Dataset records:
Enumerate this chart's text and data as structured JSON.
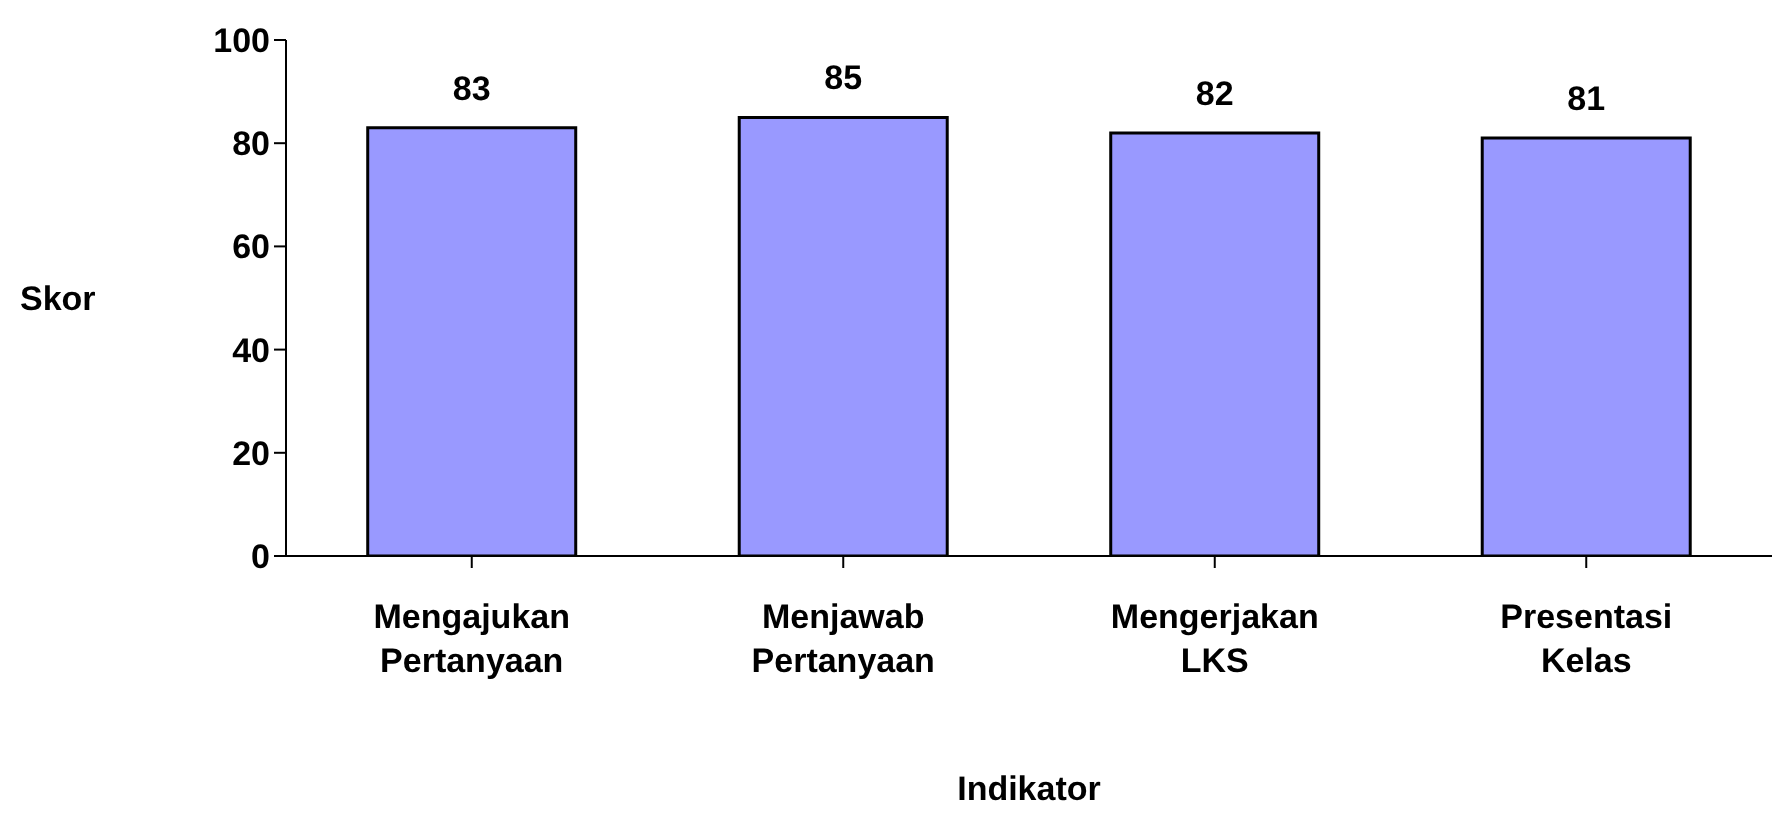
{
  "chart_data": {
    "type": "bar",
    "xlabel": "Indikator",
    "ylabel": "Skor",
    "categories": [
      "Mengajukan Pertanyaan",
      "Menjawab Pertanyaan",
      "Mengerjakan LKS",
      "Presentasi Kelas"
    ],
    "values": [
      83,
      85,
      82,
      81
    ],
    "color": "#9999ff",
    "ylim": [
      0,
      100
    ],
    "yticks": [
      0,
      20,
      40,
      60,
      80,
      100
    ],
    "data_labels": true,
    "grid": false,
    "legend": false
  }
}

**Task details**
Copy every record above exactly, leaving out any pictures.

**Answer to this task**
Enumerate this chart's text and data as structured JSON.
{
  "chart_data": {
    "type": "bar",
    "xlabel": "Indikator",
    "ylabel": "Skor",
    "categories": [
      "Mengajukan Pertanyaan",
      "Menjawab Pertanyaan",
      "Mengerjakan LKS",
      "Presentasi Kelas"
    ],
    "values": [
      83,
      85,
      82,
      81
    ],
    "color": "#9999ff",
    "ylim": [
      0,
      100
    ],
    "yticks": [
      0,
      20,
      40,
      60,
      80,
      100
    ],
    "data_labels": true,
    "grid": false,
    "legend": false
  }
}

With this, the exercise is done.